▶ **Exercise brief**
Exactly as written, print each record in the listing.

[Dataset entries]
:::::
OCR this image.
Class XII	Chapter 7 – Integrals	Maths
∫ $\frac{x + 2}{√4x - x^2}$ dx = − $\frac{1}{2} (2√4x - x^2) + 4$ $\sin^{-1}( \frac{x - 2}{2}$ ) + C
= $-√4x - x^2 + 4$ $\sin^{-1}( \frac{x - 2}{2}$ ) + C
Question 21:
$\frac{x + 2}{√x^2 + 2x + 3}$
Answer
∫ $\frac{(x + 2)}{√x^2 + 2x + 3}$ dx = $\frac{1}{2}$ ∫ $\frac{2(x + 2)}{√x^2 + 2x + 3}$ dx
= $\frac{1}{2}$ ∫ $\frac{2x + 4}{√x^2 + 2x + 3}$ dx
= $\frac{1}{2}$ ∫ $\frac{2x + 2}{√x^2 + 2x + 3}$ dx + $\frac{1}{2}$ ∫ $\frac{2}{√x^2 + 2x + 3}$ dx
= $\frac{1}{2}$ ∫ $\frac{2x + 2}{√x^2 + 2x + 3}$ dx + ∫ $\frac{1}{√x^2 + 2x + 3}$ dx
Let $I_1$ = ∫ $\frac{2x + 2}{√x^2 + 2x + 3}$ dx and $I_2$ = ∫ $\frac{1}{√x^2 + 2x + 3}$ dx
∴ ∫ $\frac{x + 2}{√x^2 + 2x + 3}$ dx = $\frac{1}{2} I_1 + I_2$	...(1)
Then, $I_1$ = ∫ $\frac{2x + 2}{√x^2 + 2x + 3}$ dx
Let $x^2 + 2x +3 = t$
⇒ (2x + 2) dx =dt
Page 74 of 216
:::::
▶ **Answer to the exercise**
OCR this image.
Class XII	Chapter 7 – Integrals	Maths
∫ $\frac{x + 2}{√4x - x^2}$ dx = − $\frac{1}{2} (2√4x - x^2) + 4$ $\sin^{-1}( \frac{x - 2}{2}$ ) + C
= $-√4x - x^2 + 4$ $\sin^{-1}( \frac{x - 2}{2}$ ) + C
Question 21:
$\frac{x + 2}{√x^2 + 2x + 3}$
Answer
∫ $\frac{(x + 2)}{√x^2 + 2x + 3}$ dx = $\frac{1}{2}$ ∫ $\frac{2(x + 2)}{√x^2 + 2x + 3}$ dx
= $\frac{1}{2}$ ∫ $\frac{2x + 4}{√x^2 + 2x + 3}$ dx
= $\frac{1}{2}$ ∫ $\frac{2x + 2}{√x^2 + 2x + 3}$ dx + $\frac{1}{2}$ ∫ $\frac{2}{√x^2 + 2x + 3}$ dx
= $\frac{1}{2}$ ∫ $\frac{2x + 2}{√x^2 + 2x + 3}$ dx + ∫ $\frac{1}{√x^2 + 2x + 3}$ dx
Let $I_1$ = ∫ $\frac{2x + 2}{√x^2 + 2x + 3}$ dx and $I_2$ = ∫ $\frac{1}{√x^2 + 2x + 3}$ dx
∴ ∫ $\frac{x + 2}{√x^2 + 2x + 3}$ dx = $\frac{1}{2} I_1 + I_2$	...(1)
Then, $I_1$ = ∫ $\frac{2x + 2}{√x^2 + 2x + 3}$ dx
Let $x^2 + 2x +3 = t$
⇒ (2x + 2) dx =dt
Page 74 of 216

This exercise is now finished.